*Instructions for the task*.
Repeat exactly, and only, the lines from the one holding "Extract the structured" through the last line of the records below.

*Records shown*.

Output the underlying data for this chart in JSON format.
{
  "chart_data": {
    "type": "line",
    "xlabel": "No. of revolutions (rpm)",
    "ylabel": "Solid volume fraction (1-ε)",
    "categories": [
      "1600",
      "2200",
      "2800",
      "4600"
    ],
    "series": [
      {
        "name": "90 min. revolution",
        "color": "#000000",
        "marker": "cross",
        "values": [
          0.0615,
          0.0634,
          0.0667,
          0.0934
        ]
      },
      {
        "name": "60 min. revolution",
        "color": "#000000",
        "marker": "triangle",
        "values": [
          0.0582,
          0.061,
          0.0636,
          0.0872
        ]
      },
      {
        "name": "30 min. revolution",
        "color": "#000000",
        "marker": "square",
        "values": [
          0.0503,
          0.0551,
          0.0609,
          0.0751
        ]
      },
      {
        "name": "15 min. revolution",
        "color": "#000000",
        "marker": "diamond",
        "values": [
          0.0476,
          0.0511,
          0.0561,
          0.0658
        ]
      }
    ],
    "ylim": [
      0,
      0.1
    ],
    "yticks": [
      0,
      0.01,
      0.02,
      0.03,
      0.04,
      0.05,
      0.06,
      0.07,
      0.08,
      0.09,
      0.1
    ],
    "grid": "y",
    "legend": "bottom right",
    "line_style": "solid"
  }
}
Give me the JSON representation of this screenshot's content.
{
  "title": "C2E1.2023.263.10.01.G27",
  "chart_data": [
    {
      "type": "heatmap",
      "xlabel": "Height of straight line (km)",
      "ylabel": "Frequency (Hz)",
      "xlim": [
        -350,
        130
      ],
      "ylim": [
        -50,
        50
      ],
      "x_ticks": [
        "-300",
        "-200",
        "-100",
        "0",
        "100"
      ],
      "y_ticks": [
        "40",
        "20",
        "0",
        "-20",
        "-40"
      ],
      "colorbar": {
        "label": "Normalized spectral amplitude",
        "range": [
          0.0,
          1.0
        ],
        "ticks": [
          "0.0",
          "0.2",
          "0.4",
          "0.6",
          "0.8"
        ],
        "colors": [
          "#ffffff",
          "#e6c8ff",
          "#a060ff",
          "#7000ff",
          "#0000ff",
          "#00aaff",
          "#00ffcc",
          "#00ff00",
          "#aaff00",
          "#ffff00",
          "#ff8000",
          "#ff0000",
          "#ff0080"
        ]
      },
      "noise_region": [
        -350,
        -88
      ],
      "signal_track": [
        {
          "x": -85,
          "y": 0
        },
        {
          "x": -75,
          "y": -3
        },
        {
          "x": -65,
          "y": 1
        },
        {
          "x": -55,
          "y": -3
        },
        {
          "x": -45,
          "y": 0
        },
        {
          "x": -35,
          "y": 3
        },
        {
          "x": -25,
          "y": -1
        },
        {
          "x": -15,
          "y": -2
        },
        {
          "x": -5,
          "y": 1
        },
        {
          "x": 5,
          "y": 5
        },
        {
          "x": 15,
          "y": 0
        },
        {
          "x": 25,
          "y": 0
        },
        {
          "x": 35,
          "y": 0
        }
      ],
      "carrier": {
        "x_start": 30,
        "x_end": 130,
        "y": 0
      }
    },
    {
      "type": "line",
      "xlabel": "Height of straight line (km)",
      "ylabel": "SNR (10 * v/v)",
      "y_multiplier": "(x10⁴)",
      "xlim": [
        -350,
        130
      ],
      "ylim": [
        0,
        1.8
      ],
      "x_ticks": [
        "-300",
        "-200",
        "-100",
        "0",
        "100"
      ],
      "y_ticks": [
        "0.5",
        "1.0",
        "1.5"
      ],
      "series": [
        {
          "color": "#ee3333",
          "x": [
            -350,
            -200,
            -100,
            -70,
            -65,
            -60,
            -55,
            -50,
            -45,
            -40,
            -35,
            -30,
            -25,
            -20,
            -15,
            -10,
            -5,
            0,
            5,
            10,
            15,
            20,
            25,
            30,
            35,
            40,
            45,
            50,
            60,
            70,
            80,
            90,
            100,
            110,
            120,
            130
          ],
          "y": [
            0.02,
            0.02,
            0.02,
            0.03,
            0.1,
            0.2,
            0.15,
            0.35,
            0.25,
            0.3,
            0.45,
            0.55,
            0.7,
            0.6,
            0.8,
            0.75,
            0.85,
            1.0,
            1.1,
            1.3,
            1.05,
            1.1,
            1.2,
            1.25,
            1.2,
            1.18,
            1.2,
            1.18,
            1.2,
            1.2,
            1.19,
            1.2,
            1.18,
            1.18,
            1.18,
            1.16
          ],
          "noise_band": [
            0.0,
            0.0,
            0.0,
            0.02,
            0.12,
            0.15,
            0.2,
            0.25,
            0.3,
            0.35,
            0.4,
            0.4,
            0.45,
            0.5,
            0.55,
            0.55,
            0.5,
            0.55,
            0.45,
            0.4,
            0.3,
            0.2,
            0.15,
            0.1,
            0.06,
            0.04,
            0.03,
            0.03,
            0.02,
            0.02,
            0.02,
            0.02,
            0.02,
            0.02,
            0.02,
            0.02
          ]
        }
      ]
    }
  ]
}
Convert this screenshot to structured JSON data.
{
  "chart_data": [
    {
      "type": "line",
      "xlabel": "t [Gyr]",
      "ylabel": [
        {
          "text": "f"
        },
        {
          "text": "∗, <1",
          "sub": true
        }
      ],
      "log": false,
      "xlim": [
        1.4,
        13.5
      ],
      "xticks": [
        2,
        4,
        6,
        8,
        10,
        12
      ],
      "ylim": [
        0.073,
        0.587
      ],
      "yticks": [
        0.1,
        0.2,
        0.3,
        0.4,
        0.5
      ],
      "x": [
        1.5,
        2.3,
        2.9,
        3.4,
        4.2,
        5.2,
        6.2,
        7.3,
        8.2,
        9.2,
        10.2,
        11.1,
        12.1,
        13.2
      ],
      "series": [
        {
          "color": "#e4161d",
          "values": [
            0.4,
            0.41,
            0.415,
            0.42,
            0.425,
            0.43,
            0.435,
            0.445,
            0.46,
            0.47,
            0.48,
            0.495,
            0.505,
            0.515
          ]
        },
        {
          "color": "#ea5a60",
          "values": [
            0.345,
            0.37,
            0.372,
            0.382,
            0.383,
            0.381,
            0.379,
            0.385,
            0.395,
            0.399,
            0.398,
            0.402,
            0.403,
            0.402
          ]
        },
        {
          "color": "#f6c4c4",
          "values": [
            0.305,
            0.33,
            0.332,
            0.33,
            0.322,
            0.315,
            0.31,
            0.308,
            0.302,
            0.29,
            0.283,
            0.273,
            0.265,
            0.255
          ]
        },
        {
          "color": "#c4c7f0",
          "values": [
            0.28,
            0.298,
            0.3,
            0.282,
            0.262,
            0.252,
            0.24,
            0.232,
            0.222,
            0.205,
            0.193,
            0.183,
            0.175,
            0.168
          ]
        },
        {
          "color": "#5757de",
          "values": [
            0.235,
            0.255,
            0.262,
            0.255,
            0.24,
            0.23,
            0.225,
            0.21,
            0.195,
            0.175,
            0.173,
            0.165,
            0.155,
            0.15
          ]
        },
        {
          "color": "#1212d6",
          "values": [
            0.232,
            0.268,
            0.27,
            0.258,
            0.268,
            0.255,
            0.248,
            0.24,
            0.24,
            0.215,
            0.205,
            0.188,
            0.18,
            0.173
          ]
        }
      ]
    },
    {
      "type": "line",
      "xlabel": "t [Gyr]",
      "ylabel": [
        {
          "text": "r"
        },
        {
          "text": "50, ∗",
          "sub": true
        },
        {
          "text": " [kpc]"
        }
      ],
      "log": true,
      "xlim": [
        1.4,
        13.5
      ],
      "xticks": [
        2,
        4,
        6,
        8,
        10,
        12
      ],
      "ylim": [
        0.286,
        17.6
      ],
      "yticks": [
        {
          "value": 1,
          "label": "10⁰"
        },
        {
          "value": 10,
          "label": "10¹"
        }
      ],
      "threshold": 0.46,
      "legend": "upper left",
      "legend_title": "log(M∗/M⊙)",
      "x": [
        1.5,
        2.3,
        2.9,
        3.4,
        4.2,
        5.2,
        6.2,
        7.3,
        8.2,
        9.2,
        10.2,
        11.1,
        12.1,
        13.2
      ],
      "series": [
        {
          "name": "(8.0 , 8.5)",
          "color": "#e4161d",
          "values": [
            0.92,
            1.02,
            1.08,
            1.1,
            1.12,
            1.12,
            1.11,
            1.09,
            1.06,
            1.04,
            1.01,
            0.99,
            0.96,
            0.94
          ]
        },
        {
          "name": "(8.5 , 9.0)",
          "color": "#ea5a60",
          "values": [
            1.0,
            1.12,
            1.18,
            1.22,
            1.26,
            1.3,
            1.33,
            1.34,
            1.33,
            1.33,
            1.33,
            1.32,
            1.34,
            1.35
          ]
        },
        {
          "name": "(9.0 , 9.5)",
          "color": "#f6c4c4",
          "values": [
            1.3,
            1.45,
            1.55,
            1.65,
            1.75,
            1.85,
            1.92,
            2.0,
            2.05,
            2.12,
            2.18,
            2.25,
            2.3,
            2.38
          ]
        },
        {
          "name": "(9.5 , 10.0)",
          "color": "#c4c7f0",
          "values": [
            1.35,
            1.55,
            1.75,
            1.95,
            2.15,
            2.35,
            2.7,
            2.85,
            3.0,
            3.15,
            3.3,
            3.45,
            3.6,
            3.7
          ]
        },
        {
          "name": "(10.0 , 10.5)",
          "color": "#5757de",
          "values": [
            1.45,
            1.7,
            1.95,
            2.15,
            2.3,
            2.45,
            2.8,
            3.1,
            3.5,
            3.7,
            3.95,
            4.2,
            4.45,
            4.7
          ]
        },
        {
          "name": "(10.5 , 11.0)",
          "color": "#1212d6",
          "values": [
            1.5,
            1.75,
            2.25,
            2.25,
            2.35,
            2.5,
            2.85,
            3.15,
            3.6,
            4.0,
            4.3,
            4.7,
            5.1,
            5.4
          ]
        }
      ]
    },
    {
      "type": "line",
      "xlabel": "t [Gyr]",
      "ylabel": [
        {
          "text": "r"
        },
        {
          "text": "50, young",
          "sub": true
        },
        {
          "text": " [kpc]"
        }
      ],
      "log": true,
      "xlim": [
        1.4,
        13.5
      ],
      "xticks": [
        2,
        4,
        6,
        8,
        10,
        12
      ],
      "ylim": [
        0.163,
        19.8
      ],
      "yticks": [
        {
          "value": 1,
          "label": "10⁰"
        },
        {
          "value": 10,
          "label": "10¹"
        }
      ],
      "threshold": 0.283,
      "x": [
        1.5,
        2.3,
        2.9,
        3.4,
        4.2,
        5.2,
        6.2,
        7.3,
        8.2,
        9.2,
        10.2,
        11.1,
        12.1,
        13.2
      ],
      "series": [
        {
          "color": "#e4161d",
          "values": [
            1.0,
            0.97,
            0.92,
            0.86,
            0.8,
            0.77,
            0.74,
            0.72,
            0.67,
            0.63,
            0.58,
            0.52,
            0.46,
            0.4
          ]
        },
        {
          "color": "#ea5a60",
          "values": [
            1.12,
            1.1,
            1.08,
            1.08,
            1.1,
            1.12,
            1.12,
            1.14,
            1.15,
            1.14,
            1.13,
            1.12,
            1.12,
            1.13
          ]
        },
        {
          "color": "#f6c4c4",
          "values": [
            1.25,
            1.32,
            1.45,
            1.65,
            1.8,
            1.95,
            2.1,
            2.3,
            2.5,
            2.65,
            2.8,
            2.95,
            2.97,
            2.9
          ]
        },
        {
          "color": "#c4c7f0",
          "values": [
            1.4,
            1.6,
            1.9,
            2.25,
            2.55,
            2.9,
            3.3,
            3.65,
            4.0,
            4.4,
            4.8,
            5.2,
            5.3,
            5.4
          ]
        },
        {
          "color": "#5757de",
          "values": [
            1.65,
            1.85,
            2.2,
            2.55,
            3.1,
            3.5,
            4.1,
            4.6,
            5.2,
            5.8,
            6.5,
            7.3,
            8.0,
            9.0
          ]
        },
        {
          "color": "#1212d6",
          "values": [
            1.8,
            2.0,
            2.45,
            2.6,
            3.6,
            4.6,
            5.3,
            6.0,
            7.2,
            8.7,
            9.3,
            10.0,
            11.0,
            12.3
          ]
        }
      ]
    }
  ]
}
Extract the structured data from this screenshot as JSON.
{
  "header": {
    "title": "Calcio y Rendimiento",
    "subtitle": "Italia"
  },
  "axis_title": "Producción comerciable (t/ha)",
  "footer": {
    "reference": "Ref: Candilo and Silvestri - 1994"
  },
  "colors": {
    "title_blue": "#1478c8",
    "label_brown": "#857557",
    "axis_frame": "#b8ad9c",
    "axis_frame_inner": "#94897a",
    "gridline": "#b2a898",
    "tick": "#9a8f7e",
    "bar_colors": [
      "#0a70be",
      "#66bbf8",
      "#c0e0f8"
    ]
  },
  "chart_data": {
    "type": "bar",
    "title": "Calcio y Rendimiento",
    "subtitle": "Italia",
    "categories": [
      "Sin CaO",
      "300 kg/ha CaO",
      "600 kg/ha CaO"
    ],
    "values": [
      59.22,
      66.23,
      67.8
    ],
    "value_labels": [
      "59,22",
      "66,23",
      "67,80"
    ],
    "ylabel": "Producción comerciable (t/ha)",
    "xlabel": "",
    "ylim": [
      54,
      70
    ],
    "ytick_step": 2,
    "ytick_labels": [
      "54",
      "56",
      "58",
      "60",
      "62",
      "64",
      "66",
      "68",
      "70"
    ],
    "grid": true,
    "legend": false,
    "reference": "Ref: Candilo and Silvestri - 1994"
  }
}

*Expected answer*.
Extract the structured data from this screenshot as JSON.
{
  "header": {
    "title": "Calcio y Rendimiento",
    "subtitle": "Italia"
  },
  "axis_title": "Producción comerciable (t/ha)",
  "footer": {
    "reference": "Ref: Candilo and Silvestri - 1994"
  },
  "colors": {
    "title_blue": "#1478c8",
    "label_brown": "#857557",
    "axis_frame": "#b8ad9c",
    "axis_frame_inner": "#94897a",
    "gridline": "#b2a898",
    "tick": "#9a8f7e",
    "bar_colors": [
      "#0a70be",
      "#66bbf8",
      "#c0e0f8"
    ]
  },
  "chart_data": {
    "type": "bar",
    "title": "Calcio y Rendimiento",
    "subtitle": "Italia",
    "categories": [
      "Sin CaO",
      "300 kg/ha CaO",
      "600 kg/ha CaO"
    ],
    "values": [
      59.22,
      66.23,
      67.8
    ],
    "value_labels": [
      "59,22",
      "66,23",
      "67,80"
    ],
    "ylabel": "Producción comerciable (t/ha)",
    "xlabel": "",
    "ylim": [
      54,
      70
    ],
    "ytick_step": 2,
    "ytick_labels": [
      "54",
      "56",
      "58",
      "60",
      "62",
      "64",
      "66",
      "68",
      "70"
    ],
    "grid": true,
    "legend": false,
    "reference": "Ref: Candilo and Silvestri - 1994"
  }
}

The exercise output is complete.